----- PROVIDED DATA

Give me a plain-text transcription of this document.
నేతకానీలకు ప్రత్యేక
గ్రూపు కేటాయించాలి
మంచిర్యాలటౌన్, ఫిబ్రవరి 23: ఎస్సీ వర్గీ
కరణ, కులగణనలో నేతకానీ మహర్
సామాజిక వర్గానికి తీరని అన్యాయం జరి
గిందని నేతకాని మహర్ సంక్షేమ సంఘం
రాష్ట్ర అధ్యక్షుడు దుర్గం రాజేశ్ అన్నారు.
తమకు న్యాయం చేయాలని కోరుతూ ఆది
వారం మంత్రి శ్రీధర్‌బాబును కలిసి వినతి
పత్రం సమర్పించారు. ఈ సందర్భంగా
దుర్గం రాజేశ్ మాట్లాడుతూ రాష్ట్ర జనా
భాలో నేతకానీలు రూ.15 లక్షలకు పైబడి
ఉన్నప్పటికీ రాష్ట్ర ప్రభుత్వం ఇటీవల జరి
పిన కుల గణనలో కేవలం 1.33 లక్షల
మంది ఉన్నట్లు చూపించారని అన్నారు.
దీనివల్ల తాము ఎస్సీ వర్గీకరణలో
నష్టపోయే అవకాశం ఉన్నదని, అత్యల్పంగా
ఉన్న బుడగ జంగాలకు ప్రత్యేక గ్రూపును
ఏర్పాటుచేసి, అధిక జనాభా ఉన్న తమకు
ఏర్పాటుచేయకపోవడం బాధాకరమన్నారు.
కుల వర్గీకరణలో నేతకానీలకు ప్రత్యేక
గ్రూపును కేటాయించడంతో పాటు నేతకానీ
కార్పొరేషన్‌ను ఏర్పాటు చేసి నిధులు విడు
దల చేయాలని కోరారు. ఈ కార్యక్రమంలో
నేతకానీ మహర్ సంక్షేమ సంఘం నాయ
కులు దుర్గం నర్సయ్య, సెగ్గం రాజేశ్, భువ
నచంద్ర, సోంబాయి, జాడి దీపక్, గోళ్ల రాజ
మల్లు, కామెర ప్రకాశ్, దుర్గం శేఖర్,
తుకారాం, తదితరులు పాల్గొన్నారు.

----------
----- PROVIDED DATA

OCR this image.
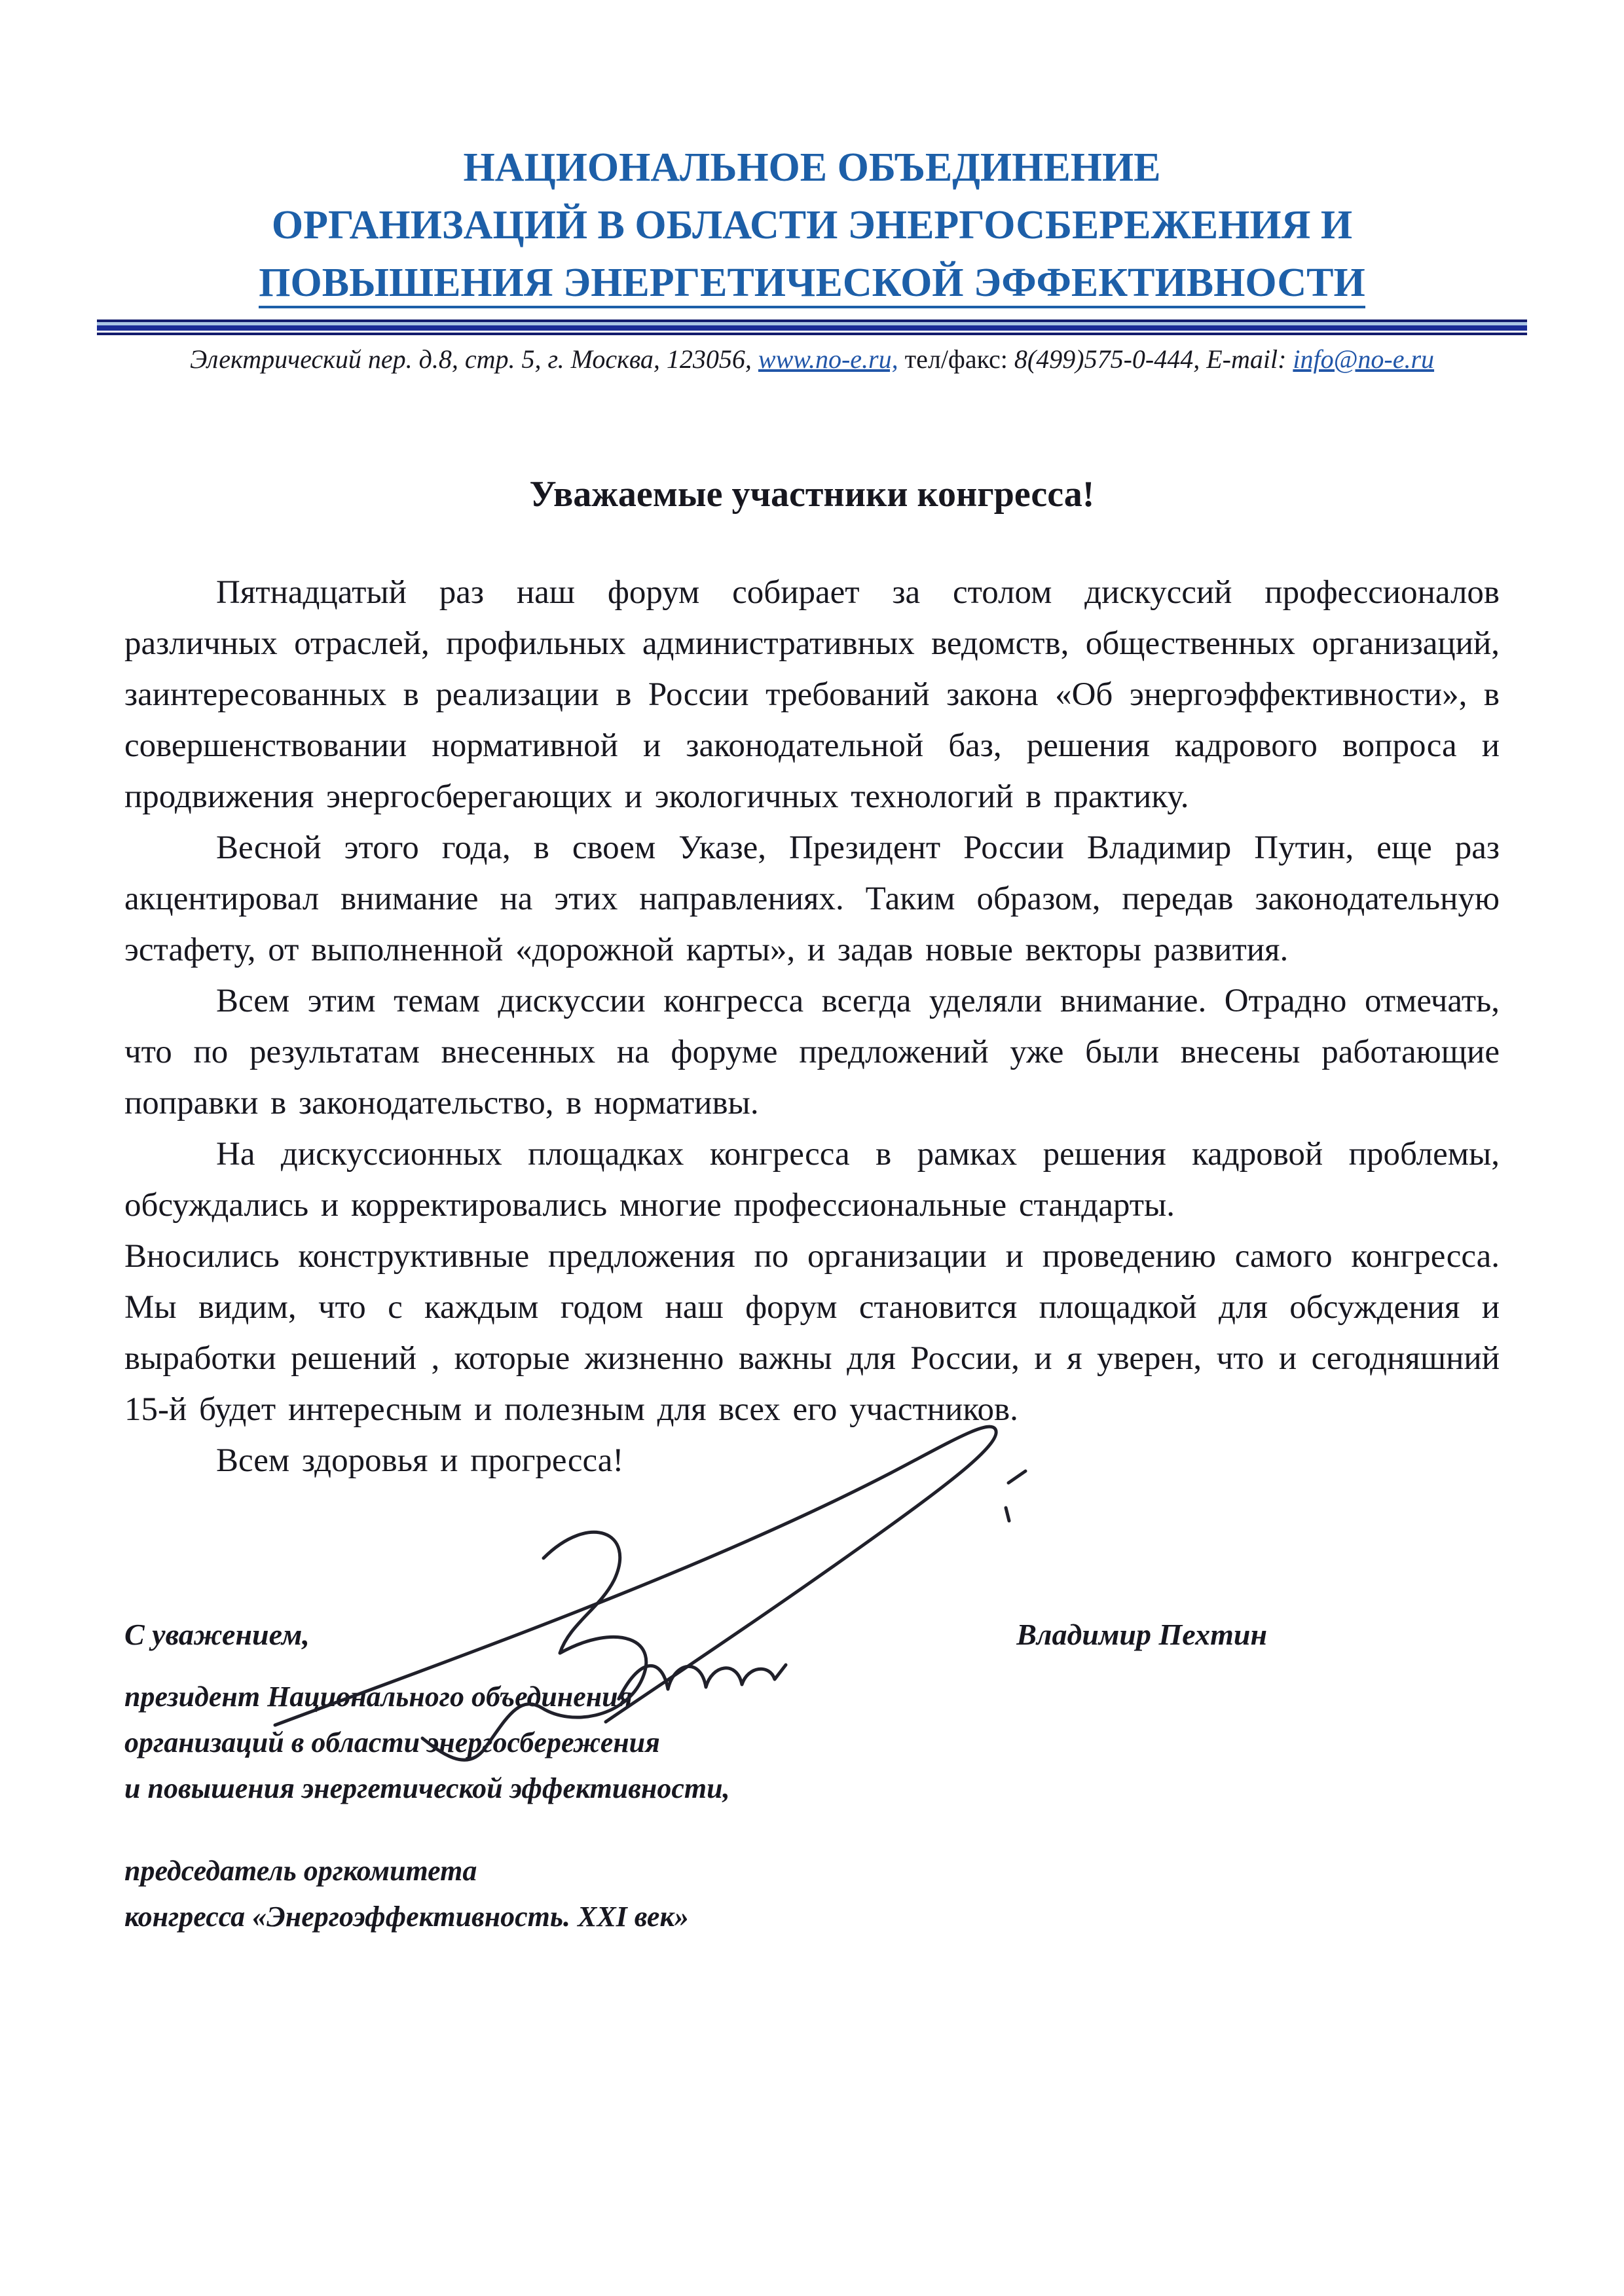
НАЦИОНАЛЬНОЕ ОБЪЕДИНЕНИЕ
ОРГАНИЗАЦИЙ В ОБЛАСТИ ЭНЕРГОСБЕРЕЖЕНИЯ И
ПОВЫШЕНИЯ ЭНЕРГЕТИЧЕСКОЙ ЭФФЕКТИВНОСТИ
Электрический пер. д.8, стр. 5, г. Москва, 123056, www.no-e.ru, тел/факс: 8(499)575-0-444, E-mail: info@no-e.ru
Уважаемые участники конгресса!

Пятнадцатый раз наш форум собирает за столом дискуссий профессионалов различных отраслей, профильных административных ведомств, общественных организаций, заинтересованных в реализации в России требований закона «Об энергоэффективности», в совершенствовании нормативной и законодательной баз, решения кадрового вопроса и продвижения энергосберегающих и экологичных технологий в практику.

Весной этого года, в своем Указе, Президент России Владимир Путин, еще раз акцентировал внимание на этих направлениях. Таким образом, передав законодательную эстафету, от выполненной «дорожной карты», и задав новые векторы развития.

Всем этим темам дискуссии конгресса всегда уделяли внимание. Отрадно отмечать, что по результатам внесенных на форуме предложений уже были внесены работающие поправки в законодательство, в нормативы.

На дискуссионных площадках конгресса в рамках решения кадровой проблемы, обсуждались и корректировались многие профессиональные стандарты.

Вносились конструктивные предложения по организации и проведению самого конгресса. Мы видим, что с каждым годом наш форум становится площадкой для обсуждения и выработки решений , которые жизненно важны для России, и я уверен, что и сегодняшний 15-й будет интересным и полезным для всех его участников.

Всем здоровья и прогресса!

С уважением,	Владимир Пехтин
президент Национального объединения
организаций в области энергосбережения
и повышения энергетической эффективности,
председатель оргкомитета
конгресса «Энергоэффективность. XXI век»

----------
----- PROVIDED DATA

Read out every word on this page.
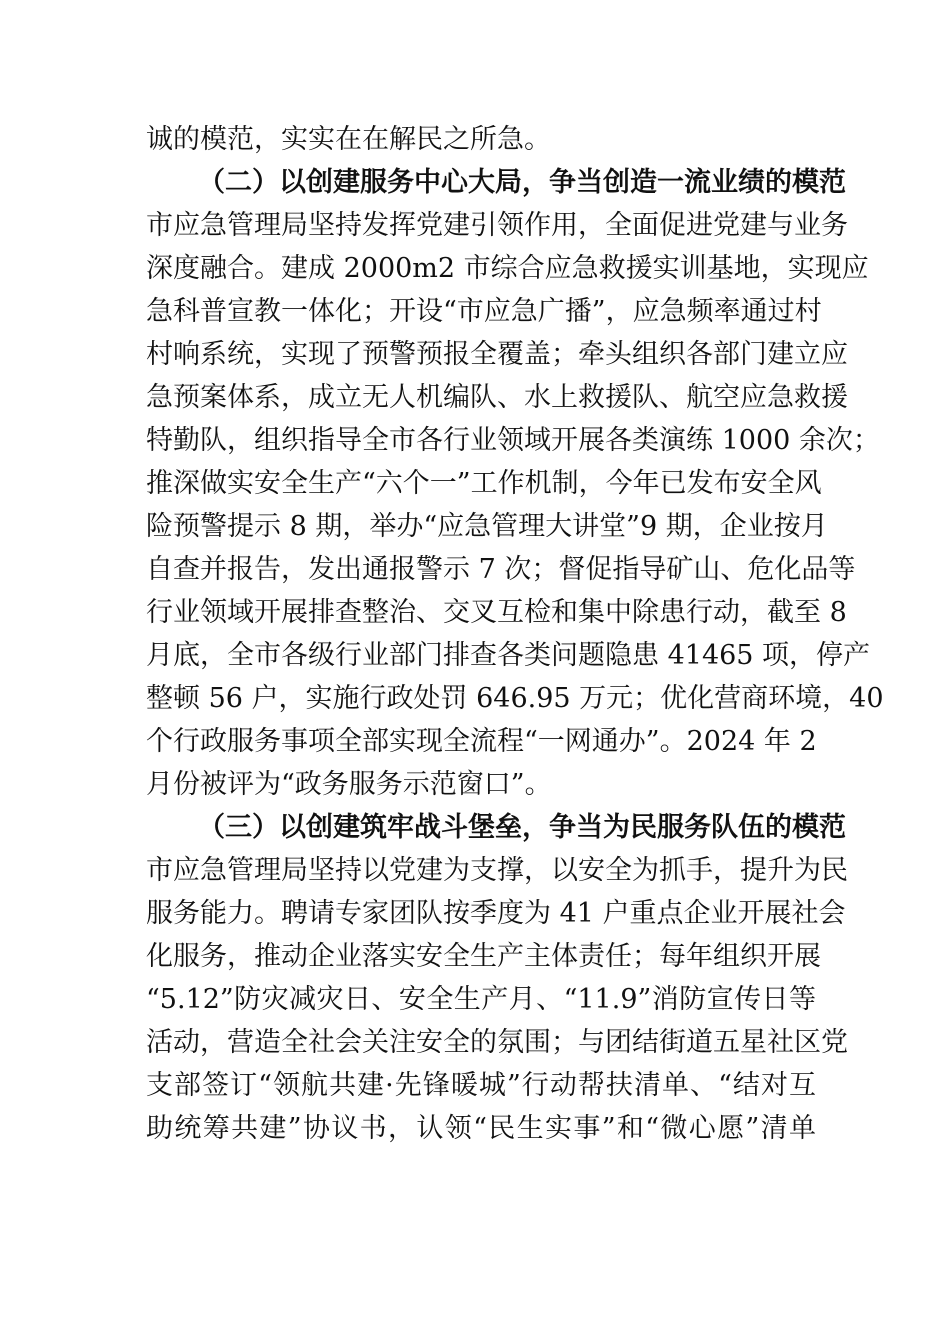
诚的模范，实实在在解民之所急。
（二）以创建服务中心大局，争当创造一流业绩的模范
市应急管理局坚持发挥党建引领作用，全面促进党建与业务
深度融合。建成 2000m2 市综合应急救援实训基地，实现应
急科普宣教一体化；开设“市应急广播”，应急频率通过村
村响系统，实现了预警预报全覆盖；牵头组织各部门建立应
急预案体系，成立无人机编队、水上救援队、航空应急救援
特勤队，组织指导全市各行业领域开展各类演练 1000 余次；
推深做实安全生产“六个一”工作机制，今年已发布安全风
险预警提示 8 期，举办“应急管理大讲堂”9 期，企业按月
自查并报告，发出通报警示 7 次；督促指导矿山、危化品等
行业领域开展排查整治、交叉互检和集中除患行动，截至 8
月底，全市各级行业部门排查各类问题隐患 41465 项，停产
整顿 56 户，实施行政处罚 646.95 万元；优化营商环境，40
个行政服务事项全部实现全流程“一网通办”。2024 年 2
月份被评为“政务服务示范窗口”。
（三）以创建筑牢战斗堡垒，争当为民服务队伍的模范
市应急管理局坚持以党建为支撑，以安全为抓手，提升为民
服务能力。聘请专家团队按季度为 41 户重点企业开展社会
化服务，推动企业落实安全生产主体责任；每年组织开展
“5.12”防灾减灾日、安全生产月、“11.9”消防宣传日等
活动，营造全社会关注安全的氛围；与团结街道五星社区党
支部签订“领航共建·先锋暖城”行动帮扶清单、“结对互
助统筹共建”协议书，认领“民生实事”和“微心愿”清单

----------

→ **PROBLEM DESCRIPTION**
What is the number of lines above that contain "России"? Answer with that number only.

→ **TASK RESPONSE**
3